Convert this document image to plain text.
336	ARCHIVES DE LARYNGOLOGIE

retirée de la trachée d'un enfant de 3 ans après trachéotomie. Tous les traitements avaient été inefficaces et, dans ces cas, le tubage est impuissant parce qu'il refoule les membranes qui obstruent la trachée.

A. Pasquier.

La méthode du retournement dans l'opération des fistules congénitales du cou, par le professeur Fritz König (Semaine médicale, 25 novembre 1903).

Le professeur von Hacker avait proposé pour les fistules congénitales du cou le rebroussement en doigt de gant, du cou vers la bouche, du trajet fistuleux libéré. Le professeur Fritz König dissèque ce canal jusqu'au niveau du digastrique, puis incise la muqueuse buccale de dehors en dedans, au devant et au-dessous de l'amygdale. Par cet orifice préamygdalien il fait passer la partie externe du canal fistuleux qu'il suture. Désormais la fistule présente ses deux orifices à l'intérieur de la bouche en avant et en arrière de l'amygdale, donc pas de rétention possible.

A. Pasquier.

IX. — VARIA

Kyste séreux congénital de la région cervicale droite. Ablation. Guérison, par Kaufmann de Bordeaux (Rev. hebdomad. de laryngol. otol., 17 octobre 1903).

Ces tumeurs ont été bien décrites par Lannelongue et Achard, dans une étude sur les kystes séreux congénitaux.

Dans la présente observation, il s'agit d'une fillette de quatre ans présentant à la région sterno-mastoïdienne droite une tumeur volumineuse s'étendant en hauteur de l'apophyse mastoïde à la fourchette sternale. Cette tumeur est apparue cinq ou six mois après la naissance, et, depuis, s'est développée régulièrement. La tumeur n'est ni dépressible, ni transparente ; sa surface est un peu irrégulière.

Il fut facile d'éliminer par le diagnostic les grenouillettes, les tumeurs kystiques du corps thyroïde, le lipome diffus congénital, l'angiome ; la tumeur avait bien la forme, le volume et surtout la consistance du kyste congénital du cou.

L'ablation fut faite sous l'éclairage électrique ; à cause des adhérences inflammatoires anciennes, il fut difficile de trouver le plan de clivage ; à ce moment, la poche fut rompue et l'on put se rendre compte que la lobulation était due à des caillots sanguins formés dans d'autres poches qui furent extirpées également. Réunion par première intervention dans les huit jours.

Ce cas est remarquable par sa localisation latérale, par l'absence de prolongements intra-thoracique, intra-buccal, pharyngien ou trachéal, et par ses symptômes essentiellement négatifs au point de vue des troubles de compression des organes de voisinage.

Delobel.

========================

Can you reproduce all the material exactly?

→ SOLVED PROBLEM
Convert this document image to plain text.
336	ARCHIVES DE LARYNGOLOGIE

retirée de la trachée d'un enfant de 3 ans après trachéotomie. Tous les traitements avaient été inefficaces et, dans ces cas, le tubage est impuissant parce qu'il refoule les membranes qui obstruent la trachée.

A. Pasquier.

La méthode du retournement dans l'opération des fistules congénitales du cou, par le professeur Fritz König (Semaine médicale, 25 novembre 1903).

Le professeur von Hacker avait proposé pour les fistules congénitales du cou le rebroussement en doigt de gant, du cou vers la bouche, du trajet fistuleux libéré. Le professeur Fritz König dissèque ce canal jusqu'au niveau du digastrique, puis incise la muqueuse buccale de dehors en dedans, au devant et au-dessous de l'amygdale. Par cet orifice préamygdalien il fait passer la partie externe du canal fistuleux qu'il suture. Désormais la fistule présente ses deux orifices à l'intérieur de la bouche en avant et en arrière de l'amygdale, donc pas de rétention possible.

A. Pasquier.

IX. — VARIA

Kyste séreux congénital de la région cervicale droite. Ablation. Guérison, par Kaufmann de Bordeaux (Rev. hebdomad. de laryngol. otol., 17 octobre 1903).

Ces tumeurs ont été bien décrites par Lannelongue et Achard, dans une étude sur les kystes séreux congénitaux.

Dans la présente observation, il s'agit d'une fillette de quatre ans présentant à la région sterno-mastoïdienne droite une tumeur volumineuse s'étendant en hauteur de l'apophyse mastoïde à la fourchette sternale. Cette tumeur est apparue cinq ou six mois après la naissance, et, depuis, s'est développée régulièrement. La tumeur n'est ni dépressible, ni transparente ; sa surface est un peu irrégulière.

Il fut facile d'éliminer par le diagnostic les grenouillettes, les tumeurs kystiques du corps thyroïde, le lipome diffus congénital, l'angiome ; la tumeur avait bien la forme, le volume et surtout la consistance du kyste congénital du cou.

L'ablation fut faite sous l'éclairage électrique ; à cause des adhérences inflammatoires anciennes, il fut difficile de trouver le plan de clivage ; à ce moment, la poche fut rompue et l'on put se rendre compte que la lobulation était due à des caillots sanguins formés dans d'autres poches qui furent extirpées également. Réunion par première intervention dans les huit jours.

Ce cas est remarquable par sa localisation latérale, par l'absence de prolongements intra-thoracique, intra-buccal, pharyngien ou trachéal, et par ses symptômes essentiellement négatifs au point de vue des troubles de compression des organes de voisinage.

Delobel.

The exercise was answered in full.